-------- Source data

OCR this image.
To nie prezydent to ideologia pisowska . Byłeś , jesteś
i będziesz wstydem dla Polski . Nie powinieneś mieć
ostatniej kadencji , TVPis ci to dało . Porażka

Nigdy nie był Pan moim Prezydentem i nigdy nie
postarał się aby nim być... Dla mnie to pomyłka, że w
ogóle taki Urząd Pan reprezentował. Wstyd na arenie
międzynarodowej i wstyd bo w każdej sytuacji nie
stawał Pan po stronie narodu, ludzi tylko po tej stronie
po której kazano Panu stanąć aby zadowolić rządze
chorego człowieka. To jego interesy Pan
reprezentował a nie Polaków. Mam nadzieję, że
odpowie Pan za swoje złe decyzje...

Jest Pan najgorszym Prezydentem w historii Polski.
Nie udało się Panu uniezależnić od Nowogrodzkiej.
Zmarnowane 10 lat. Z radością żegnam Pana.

----------------
-------- Source data

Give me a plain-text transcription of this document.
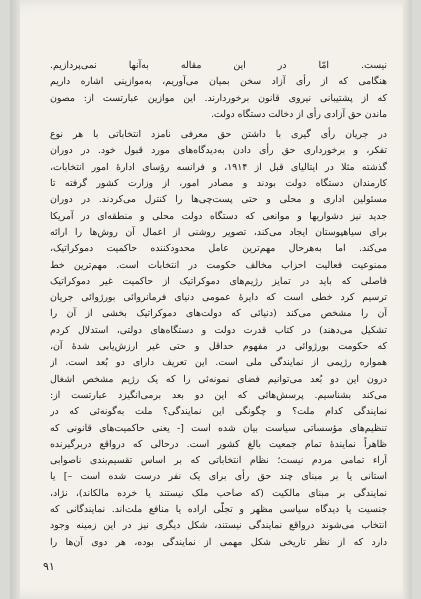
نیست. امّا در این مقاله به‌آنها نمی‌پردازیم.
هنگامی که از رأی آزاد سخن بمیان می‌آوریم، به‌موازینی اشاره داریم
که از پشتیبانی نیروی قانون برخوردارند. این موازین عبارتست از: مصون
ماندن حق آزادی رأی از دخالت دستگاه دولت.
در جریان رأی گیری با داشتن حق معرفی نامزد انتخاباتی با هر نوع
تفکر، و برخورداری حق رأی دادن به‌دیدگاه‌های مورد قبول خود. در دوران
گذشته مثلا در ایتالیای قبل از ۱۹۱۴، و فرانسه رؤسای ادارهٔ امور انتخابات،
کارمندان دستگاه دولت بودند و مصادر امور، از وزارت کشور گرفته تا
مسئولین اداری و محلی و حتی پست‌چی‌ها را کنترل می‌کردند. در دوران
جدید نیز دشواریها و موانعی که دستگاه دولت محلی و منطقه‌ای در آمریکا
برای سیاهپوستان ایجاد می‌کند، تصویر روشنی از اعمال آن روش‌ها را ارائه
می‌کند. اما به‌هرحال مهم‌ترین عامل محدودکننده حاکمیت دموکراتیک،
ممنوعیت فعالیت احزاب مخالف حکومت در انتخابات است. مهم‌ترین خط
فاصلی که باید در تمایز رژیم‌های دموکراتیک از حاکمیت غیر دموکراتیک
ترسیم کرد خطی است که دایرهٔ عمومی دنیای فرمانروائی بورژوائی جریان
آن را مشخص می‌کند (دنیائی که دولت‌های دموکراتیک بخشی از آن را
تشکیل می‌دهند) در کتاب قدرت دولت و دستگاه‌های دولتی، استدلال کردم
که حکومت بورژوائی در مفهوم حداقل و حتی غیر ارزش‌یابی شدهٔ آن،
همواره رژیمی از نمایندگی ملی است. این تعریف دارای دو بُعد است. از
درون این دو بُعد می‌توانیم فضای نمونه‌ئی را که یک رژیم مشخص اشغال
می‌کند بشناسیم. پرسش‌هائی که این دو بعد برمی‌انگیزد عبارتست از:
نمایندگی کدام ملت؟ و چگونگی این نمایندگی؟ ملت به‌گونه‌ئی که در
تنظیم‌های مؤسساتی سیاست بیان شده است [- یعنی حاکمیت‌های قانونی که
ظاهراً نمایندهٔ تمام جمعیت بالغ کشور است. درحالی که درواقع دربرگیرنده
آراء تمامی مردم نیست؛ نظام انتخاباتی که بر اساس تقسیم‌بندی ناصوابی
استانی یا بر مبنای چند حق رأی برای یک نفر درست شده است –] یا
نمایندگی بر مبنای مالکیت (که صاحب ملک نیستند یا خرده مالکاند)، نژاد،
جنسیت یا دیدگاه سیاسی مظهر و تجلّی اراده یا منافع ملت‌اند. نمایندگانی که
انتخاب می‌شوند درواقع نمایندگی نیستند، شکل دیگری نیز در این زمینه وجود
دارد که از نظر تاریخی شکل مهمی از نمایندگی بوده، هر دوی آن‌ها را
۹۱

----------------

What you have to do » Reply with the number of lines in the material above that contain "بورژوائی", and nothing more.

Reply to the task » 2